(Element and region data)
+++

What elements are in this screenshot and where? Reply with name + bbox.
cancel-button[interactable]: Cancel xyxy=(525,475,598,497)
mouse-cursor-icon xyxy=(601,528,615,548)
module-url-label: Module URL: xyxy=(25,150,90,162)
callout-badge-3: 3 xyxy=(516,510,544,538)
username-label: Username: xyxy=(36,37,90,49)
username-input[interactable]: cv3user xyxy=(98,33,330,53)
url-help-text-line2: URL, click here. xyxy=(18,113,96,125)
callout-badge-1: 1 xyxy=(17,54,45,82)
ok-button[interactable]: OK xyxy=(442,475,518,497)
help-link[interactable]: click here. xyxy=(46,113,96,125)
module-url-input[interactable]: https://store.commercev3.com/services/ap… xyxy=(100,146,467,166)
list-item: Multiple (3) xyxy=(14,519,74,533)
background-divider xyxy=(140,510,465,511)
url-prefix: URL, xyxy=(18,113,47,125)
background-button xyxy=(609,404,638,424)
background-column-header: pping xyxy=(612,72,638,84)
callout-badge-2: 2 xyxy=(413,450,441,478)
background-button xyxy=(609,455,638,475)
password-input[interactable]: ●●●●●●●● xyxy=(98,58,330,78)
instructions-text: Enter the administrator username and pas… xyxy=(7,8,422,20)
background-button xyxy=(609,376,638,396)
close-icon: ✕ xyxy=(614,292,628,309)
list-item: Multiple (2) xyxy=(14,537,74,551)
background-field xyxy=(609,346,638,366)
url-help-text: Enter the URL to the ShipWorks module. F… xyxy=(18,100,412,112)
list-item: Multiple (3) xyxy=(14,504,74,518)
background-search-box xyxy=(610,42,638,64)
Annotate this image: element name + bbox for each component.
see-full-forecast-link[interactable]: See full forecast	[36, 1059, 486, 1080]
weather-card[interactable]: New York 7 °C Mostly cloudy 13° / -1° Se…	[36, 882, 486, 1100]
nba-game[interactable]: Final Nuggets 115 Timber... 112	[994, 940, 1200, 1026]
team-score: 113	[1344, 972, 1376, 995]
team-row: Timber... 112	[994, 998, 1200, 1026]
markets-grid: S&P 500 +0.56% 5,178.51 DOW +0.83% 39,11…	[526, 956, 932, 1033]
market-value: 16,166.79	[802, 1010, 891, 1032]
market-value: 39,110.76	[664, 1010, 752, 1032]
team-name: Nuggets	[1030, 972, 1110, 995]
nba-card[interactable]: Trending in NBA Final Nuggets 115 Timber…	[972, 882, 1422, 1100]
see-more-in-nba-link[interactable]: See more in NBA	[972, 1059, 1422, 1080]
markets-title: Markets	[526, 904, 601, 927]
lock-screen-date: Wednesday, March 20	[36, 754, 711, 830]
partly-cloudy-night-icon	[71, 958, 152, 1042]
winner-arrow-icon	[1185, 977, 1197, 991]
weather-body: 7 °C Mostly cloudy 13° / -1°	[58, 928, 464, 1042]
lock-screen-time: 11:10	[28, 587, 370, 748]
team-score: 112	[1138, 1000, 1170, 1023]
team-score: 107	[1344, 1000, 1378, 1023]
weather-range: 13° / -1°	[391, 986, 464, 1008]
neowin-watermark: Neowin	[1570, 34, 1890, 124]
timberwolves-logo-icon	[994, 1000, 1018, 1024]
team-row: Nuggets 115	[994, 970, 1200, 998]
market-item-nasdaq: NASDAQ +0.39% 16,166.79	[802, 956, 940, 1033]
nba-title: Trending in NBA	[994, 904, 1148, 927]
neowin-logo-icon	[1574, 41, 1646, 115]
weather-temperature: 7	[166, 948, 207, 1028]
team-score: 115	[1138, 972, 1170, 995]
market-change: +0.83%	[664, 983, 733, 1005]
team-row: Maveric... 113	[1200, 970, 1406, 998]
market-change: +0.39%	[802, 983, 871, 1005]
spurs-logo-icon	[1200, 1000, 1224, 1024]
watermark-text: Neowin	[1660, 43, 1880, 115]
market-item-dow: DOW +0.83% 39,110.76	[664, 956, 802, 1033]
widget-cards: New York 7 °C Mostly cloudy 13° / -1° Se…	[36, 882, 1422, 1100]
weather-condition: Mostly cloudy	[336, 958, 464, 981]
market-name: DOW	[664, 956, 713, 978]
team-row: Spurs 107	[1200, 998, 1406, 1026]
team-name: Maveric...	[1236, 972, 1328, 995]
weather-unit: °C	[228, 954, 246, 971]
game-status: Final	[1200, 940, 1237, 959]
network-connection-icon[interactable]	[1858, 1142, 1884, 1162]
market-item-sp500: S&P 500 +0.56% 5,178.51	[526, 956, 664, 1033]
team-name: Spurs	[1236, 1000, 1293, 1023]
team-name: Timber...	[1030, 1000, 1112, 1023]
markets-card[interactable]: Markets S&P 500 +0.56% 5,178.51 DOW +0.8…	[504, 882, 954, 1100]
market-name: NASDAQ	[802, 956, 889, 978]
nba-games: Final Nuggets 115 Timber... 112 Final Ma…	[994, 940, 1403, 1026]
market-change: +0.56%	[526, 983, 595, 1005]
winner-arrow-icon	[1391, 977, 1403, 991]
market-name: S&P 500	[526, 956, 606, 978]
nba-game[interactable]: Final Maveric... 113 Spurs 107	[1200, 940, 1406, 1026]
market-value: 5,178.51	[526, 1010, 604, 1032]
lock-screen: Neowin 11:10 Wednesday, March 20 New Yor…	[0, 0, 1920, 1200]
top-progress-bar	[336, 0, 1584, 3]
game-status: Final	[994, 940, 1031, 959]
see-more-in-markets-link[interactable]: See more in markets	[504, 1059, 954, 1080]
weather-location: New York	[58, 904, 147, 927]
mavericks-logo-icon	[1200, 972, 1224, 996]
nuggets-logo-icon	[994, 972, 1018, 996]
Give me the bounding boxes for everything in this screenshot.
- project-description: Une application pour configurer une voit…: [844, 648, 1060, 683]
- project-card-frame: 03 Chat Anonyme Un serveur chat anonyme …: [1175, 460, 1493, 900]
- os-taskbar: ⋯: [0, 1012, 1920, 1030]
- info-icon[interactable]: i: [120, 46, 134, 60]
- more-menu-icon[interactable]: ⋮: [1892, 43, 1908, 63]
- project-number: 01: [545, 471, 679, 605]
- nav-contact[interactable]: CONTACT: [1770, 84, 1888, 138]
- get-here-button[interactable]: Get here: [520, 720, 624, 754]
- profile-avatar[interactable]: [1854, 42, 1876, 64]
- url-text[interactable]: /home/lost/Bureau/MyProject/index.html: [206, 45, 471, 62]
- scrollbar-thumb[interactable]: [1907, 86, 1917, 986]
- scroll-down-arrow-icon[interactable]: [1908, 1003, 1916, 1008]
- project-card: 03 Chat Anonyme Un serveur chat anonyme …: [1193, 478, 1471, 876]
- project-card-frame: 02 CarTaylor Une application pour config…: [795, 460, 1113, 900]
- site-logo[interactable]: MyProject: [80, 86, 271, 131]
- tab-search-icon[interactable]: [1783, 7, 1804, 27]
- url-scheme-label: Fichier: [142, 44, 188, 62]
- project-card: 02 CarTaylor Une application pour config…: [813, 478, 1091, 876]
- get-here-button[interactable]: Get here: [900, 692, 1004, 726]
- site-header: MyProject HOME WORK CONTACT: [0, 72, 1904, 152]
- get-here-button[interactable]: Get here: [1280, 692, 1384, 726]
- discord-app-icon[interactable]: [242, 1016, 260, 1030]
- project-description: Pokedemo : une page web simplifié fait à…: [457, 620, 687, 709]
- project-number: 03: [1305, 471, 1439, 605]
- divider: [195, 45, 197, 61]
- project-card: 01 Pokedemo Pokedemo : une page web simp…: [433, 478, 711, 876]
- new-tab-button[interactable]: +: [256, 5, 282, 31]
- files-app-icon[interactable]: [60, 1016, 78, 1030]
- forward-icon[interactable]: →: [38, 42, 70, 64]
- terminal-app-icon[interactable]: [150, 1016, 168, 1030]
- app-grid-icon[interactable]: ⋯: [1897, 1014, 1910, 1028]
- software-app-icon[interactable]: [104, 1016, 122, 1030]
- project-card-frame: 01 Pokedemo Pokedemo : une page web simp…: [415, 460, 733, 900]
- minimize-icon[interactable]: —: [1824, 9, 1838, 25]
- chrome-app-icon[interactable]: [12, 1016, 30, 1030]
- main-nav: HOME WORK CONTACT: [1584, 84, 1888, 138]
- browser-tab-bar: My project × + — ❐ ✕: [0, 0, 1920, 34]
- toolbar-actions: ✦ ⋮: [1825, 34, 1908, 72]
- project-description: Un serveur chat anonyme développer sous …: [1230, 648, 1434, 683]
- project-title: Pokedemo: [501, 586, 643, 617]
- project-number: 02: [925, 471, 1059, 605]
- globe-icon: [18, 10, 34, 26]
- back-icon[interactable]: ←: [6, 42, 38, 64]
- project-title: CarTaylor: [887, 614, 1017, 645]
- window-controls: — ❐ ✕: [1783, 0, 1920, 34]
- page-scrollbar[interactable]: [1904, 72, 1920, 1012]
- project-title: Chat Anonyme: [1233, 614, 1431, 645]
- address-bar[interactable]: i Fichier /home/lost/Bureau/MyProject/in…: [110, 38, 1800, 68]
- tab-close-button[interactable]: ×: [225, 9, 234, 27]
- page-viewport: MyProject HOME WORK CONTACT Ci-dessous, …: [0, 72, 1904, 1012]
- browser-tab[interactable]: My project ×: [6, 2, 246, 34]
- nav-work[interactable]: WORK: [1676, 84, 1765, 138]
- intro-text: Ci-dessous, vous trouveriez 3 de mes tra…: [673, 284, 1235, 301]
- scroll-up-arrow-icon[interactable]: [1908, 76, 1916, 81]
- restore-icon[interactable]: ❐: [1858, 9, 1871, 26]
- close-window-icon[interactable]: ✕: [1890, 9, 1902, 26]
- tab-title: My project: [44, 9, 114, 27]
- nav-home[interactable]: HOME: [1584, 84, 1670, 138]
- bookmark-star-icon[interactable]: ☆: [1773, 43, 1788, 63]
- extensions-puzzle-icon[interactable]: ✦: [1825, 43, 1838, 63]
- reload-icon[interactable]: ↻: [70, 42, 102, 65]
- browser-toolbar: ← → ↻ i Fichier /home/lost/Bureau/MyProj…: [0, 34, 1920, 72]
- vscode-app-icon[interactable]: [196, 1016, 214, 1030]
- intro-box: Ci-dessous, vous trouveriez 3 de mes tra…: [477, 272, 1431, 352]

+++

▸ Problem details
Convert the part of the records that runs from the start through the line containing "password-input[interactable]: ●●●●●●●● xyxy=(98,58,330,78)", inclusive, into a JSON list of strings with one string per line, omitting blank lines.

▸ Task response
[
  "What elements are in this screenshot and where? Reply with name + bbox.",
  "cancel-button[interactable]: Cancel xyxy=(525,475,598,497)",
  "mouse-cursor-icon xyxy=(601,528,615,548)",
  "module-url-label: Module URL: xyxy=(25,150,90,162)",
  "callout-badge-3: 3 xyxy=(516,510,544,538)",
  "username-label: Username: xyxy=(36,37,90,49)",
  "username-input[interactable]: cv3user xyxy=(98,33,330,53)",
  "url-help-text-line2: URL, click here. xyxy=(18,113,96,125)",
  "callout-badge-1: 1 xyxy=(17,54,45,82)",
  "ok-button[interactable]: OK xyxy=(442,475,518,497)",
  "help-link[interactable]: click here. xyxy=(46,113,96,125)",
  "module-url-input[interactable]: https://store.commercev3.com/services/ap… xyxy=(100,146,467,166)",
  "list-item: Multiple (3) xyxy=(14,519,74,533)",
  "background-divider xyxy=(140,510,465,511)",
  "url-prefix: URL, xyxy=(18,113,47,125)",
  "background-button xyxy=(609,404,638,424)",
  "background-column-header: pping xyxy=(612,72,638,84)",
  "callout-badge-2: 2 xyxy=(413,450,441,478)",
  "background-button xyxy=(609,455,638,475)",
  "password-input[interactable]: ●●●●●●●● xyxy=(98,58,330,78)"
]